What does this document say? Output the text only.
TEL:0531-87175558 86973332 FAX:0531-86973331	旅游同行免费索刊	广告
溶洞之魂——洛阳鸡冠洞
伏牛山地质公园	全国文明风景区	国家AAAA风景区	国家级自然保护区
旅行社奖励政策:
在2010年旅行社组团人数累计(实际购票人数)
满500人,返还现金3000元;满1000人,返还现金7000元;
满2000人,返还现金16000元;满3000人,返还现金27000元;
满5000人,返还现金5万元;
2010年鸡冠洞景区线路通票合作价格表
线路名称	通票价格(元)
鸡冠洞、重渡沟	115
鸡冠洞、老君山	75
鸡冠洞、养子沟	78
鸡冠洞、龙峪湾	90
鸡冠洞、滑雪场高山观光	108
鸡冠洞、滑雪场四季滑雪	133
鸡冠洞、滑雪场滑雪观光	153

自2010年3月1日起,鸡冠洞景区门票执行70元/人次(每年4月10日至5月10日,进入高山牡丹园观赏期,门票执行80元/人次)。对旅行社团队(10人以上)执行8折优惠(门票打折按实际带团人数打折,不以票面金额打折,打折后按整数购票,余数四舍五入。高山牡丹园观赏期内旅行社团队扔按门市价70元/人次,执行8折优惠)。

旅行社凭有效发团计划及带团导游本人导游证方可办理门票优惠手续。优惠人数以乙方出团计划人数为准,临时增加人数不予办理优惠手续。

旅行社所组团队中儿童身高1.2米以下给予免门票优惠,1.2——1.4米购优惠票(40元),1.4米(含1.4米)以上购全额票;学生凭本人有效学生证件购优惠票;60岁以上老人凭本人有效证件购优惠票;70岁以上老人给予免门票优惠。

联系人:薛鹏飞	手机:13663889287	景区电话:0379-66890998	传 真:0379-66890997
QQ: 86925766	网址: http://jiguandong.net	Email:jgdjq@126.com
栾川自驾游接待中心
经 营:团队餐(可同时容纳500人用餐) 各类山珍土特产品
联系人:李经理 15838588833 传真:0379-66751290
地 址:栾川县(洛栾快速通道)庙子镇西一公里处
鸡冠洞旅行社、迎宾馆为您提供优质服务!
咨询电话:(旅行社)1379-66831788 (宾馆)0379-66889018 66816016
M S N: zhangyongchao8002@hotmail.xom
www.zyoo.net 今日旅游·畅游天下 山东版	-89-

--

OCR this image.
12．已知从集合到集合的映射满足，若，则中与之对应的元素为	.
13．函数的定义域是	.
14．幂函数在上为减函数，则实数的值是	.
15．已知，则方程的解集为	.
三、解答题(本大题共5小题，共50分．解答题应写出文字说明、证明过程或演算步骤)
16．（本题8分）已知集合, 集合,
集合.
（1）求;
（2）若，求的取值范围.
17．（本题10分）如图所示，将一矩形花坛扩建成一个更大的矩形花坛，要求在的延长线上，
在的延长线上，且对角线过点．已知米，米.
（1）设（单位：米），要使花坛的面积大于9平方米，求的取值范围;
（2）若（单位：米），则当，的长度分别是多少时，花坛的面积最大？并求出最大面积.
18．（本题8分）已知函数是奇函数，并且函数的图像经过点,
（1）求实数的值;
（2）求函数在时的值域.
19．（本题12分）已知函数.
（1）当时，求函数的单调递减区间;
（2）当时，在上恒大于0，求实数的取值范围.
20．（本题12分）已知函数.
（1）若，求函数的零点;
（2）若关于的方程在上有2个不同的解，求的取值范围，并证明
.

---

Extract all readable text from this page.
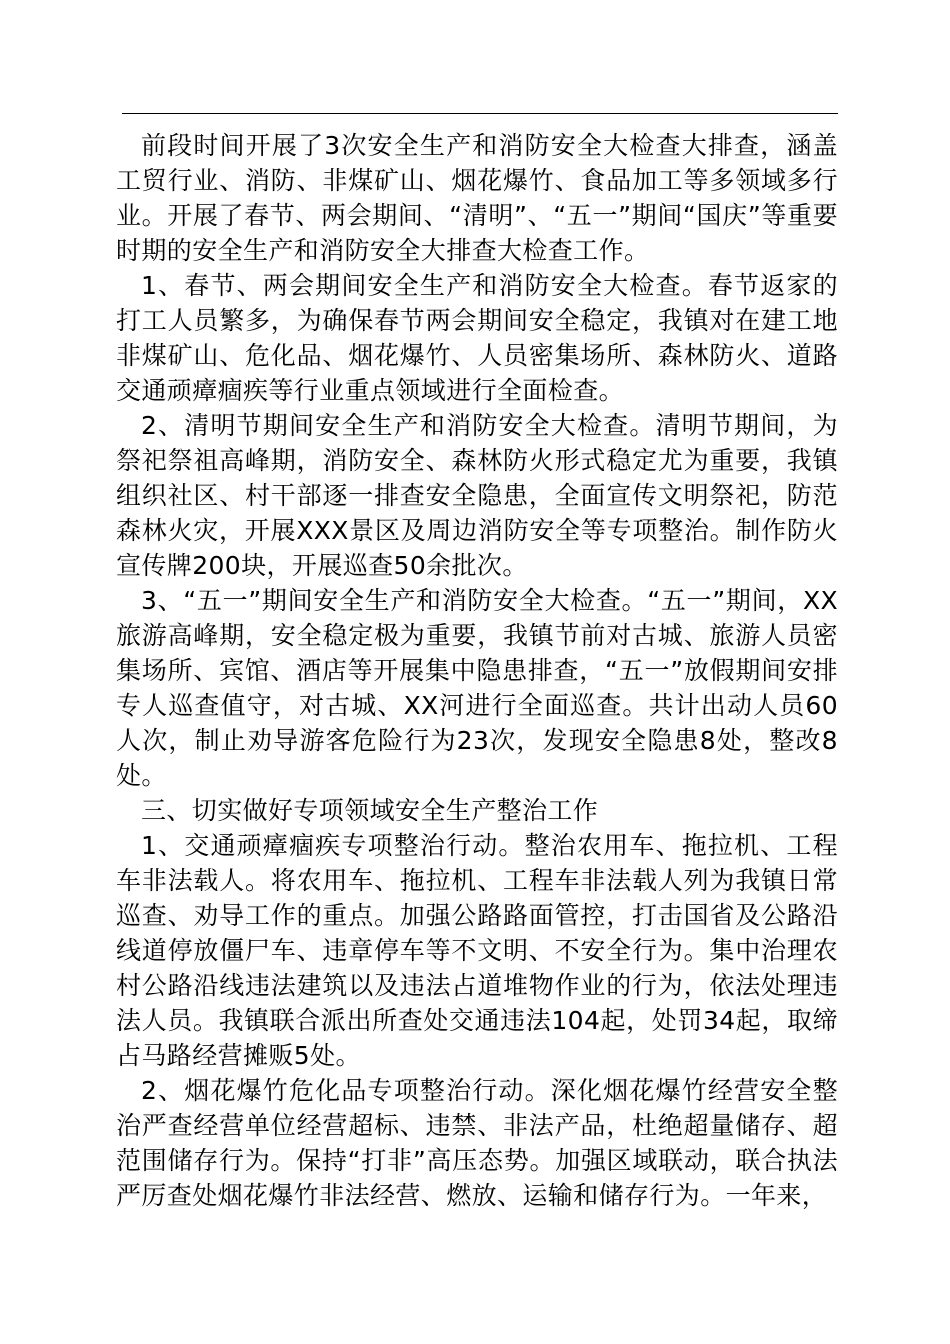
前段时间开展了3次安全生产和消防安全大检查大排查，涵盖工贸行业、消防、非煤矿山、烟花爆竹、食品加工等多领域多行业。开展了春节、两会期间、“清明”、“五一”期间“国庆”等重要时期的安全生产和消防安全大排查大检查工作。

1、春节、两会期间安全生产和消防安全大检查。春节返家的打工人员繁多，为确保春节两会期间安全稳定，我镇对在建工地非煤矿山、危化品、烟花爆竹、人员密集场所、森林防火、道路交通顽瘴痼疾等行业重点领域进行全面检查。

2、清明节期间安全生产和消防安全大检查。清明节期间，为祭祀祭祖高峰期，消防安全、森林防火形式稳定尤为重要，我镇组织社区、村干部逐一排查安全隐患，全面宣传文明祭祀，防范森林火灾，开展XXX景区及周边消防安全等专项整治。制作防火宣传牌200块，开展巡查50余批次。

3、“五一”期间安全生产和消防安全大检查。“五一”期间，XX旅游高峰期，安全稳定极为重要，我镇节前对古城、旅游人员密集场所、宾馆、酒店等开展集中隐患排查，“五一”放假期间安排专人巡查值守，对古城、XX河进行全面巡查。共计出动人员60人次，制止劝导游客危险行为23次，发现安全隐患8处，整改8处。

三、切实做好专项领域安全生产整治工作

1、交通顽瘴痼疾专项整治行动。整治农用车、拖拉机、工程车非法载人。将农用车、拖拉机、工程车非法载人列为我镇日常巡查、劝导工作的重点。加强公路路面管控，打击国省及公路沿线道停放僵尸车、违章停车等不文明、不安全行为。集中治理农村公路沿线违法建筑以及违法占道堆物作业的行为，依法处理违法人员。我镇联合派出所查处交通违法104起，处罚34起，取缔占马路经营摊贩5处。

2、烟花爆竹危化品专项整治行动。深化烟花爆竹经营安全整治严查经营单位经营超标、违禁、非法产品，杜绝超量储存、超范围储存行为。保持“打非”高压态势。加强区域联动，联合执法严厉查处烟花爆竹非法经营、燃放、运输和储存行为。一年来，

* **Your task**: In the entries above, find every line holding the word "求的取值范围" and copy it out.

* **Exercise solution**:
（2）若，求的取值范围.
（1）设（单位：米），要使花坛的面积大于9平方米，求的取值范围;
（2）若关于的方程在上有2个不同的解，求的取值范围，并证明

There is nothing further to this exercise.